··· Passage given ···
I could not deal with the dinner scene where Angelica is introduced. She asks Tancredi the nephew how he lost his eye, and he flirtingly explains how he lost his eye all while you can see his intact eye moving behind the strip of fabric he’s covered it with. Later we see that he did not lose his eye, just has a scar underneath it.
And she LICKS his eye. SO WEIRD.
Kinky!
Nah. Hot af. Love an unhinged countess
Re Angelica’s father: as I recall from the book and the Visconti film, he has social aspirations, so when his little daughter shows promise of beauty he sends her to a posh convent so she’ll grow up with all the social graces to make an advantageous marriage, and spends serious money on stunning outfit to show off her looks. He doesn’t actually train her up as a seductress, that’s her own personality.
Couldn’t get into it, despite the beautiful visuals.
···
▸ Stated task a: According to the discussion, where does Angelica's father send her once she shows promise of beauty?
The discussion and the records have nothing to do with each other.
··· Working data ···
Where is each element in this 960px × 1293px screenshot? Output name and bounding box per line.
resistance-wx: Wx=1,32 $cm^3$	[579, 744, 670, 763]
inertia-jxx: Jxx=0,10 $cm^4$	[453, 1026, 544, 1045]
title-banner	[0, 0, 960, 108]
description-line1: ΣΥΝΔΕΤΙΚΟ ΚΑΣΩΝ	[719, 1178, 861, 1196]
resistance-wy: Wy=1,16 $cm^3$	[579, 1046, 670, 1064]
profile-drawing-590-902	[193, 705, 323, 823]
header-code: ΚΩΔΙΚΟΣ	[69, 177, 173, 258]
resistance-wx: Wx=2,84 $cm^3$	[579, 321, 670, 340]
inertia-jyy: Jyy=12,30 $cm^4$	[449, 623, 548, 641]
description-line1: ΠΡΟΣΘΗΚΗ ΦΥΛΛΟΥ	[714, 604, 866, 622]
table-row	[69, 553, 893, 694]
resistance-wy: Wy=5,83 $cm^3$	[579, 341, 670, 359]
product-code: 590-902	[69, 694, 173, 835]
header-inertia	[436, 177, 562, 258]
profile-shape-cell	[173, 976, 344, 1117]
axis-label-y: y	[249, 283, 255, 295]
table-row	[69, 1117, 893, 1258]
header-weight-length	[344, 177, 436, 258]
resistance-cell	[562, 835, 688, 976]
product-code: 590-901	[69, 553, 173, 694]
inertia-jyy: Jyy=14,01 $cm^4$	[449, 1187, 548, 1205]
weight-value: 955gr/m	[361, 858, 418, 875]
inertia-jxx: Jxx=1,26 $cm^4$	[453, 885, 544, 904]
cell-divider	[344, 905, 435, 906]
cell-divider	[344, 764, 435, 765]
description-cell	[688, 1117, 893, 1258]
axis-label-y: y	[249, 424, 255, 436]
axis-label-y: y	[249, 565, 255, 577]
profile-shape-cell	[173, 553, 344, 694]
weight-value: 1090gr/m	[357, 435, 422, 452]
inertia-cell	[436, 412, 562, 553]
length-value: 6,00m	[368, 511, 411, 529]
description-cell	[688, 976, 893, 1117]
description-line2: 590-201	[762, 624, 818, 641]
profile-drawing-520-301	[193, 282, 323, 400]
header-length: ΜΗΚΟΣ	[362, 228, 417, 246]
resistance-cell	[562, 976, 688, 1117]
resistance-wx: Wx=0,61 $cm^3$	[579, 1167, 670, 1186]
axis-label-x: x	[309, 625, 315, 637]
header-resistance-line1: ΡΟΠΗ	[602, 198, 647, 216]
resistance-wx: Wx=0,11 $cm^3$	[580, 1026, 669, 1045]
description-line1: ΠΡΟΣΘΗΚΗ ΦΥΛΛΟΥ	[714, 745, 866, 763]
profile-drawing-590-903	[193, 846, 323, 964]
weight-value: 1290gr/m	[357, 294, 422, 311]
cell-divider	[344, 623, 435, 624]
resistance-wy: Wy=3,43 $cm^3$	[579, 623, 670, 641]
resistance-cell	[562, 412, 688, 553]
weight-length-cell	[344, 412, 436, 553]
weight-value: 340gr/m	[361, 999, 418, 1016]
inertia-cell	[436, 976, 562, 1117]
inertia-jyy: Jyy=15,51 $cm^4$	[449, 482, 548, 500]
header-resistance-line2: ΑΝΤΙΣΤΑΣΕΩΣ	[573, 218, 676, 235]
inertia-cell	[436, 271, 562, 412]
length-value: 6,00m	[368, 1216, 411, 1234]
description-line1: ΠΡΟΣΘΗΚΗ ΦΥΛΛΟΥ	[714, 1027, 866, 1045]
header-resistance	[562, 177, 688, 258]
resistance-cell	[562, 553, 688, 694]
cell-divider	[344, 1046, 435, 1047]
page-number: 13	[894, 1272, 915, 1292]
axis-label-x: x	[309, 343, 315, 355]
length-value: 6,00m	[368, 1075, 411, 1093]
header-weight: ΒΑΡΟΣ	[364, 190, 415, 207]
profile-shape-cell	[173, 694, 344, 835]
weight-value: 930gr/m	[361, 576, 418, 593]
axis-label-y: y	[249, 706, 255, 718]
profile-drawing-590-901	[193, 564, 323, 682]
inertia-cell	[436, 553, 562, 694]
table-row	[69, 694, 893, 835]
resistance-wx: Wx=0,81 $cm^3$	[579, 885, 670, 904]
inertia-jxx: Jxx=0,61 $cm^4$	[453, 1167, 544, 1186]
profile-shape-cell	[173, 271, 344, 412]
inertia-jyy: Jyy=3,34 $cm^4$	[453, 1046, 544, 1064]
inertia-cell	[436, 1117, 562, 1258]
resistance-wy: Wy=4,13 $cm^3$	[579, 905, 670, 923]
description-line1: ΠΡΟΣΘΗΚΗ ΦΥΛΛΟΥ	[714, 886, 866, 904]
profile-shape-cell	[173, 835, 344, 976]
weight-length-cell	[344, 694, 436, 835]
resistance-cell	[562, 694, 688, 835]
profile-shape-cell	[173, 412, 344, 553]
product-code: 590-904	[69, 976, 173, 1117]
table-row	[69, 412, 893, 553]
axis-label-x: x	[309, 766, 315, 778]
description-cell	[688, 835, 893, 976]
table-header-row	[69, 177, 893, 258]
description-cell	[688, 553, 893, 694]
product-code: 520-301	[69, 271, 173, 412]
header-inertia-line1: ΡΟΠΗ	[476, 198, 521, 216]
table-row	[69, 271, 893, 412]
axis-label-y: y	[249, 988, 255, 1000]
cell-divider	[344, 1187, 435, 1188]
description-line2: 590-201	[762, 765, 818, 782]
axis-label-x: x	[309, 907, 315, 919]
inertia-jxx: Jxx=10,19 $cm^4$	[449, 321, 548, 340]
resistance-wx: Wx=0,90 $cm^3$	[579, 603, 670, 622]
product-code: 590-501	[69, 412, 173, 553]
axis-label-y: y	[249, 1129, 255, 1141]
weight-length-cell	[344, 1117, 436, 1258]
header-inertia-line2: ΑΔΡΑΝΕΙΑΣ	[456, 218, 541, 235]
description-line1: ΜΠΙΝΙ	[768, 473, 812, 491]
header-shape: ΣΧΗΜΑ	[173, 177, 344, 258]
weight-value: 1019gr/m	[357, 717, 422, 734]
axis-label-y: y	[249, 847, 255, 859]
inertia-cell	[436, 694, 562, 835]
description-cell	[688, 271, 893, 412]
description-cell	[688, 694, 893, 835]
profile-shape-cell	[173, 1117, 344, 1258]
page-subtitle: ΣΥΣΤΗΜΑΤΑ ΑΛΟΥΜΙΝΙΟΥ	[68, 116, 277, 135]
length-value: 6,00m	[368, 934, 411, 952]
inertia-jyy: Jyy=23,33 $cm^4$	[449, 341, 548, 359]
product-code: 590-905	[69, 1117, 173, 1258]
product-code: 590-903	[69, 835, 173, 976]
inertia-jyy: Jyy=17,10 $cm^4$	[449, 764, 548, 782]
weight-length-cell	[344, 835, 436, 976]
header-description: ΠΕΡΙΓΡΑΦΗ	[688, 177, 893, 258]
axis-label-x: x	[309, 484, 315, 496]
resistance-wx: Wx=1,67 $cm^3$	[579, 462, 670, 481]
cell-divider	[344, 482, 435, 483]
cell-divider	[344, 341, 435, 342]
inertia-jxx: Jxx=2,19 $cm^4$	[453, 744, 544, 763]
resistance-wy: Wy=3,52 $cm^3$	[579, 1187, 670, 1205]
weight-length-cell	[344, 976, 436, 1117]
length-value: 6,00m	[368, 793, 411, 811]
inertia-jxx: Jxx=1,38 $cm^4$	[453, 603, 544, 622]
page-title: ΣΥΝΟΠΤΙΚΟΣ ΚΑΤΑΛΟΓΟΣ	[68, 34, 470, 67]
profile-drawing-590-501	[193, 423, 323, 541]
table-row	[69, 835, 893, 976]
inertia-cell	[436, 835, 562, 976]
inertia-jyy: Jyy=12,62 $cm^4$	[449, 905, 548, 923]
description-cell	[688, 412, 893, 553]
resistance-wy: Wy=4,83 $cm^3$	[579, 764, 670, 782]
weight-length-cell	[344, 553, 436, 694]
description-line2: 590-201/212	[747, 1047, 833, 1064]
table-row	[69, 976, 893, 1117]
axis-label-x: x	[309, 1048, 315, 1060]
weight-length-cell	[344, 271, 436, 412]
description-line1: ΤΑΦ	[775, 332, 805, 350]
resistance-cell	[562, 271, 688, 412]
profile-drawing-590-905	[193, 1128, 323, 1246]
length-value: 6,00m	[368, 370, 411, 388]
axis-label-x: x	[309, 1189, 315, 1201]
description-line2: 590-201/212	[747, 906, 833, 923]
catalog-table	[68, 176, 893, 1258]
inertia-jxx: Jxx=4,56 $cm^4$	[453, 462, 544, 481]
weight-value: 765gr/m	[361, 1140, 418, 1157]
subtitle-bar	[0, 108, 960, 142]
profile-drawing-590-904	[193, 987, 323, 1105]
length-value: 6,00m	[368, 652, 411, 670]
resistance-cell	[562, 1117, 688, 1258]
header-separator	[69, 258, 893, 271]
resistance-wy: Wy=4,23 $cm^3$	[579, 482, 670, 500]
···
▸ Stated task b: Arrange the lines of the records as a JSON list of strings, one string per line, from the first line of the records up to and including the line containing "835, 688, 976]".

▸ Reply a: To a posh convent.

▸ Reply b:
[
  "Where is each element in this 960px × 1293px screenshot? Output name and bounding box per line.",
  "resistance-wx: Wx=1,32 $cm^3$\t[579, 744, 670, 763]",
  "inertia-jxx: Jxx=0,10 $cm^4$\t[453, 1026, 544, 1045]",
  "title-banner\t[0, 0, 960, 108]",
  "description-line1: ΣΥΝΔΕΤΙΚΟ ΚΑΣΩΝ\t[719, 1178, 861, 1196]",
  "resistance-wy: Wy=1,16 $cm^3$\t[579, 1046, 670, 1064]",
  "profile-drawing-590-902\t[193, 705, 323, 823]",
  "header-code: ΚΩΔΙΚΟΣ\t[69, 177, 173, 258]",
  "resistance-wx: Wx=2,84 $cm^3$\t[579, 321, 670, 340]",
  "inertia-jyy: Jyy=12,30 $cm^4$\t[449, 623, 548, 641]",
  "description-line1: ΠΡΟΣΘΗΚΗ ΦΥΛΛΟΥ\t[714, 604, 866, 622]",
  "table-row\t[69, 553, 893, 694]",
  "resistance-wy: Wy=5,83 $cm^3$\t[579, 341, 670, 359]",
  "product-code: 590-902\t[69, 694, 173, 835]",
  "header-inertia\t[436, 177, 562, 258]",
  "profile-shape-cell\t[173, 976, 344, 1117]",
  "axis-label-y: y\t[249, 283, 255, 295]",
  "table-row\t[69, 1117, 893, 1258]",
  "header-weight-length\t[344, 177, 436, 258]",
  "resistance-cell\t[562, 835, 688, 976]"
]